Instructions for the task: Show all lines that include the string "active"; copy each one.
* BEGIN Input rows *
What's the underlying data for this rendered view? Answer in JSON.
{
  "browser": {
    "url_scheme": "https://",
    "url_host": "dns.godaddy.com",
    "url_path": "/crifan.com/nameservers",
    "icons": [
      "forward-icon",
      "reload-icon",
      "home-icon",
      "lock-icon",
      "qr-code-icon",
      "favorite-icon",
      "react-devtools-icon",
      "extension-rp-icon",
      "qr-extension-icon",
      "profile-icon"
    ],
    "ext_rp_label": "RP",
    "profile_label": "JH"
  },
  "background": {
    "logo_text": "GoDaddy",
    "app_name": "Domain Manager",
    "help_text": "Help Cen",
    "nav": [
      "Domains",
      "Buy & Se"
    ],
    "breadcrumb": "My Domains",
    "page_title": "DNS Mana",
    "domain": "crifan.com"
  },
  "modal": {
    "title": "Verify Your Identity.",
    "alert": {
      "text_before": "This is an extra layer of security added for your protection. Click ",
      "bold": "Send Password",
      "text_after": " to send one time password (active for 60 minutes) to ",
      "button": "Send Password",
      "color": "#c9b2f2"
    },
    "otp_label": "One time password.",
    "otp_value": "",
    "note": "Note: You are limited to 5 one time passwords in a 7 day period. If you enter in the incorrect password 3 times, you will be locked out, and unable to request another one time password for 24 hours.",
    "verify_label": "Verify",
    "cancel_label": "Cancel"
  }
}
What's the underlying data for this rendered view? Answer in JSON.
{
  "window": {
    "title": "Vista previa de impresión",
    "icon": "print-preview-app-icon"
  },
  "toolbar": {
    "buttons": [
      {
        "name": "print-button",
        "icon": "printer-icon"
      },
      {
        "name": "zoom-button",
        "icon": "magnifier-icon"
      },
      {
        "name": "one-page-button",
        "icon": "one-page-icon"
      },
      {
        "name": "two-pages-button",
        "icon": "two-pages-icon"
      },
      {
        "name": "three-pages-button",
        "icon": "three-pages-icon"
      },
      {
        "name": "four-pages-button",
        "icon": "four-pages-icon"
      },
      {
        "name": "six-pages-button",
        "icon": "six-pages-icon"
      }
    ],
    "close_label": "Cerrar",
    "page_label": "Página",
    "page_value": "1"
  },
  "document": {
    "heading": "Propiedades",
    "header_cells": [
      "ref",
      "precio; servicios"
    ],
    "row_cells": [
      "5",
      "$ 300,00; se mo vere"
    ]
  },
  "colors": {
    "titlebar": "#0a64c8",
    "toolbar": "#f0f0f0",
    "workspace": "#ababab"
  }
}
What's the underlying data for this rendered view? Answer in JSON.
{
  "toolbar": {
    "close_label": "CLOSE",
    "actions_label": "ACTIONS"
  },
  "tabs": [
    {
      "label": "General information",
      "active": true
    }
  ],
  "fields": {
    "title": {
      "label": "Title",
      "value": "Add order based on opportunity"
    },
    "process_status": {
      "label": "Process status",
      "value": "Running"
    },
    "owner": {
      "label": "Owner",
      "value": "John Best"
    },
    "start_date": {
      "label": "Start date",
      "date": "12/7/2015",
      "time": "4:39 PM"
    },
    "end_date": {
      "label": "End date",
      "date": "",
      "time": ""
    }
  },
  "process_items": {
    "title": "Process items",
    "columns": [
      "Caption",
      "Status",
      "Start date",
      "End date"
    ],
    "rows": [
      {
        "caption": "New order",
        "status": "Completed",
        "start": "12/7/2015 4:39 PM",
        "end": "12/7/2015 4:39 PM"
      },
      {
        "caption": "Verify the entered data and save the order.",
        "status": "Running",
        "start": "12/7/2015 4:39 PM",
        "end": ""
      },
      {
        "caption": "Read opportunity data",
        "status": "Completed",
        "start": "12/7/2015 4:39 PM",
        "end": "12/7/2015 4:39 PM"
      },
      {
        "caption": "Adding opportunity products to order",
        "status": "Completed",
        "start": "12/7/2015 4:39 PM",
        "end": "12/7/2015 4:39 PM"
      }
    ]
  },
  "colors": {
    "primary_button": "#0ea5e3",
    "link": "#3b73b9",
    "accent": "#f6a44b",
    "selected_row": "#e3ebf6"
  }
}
* END Input rows *
Expected answer:
      "text_after": " to send one time password (active for 60 minutes) to ",
      "active": true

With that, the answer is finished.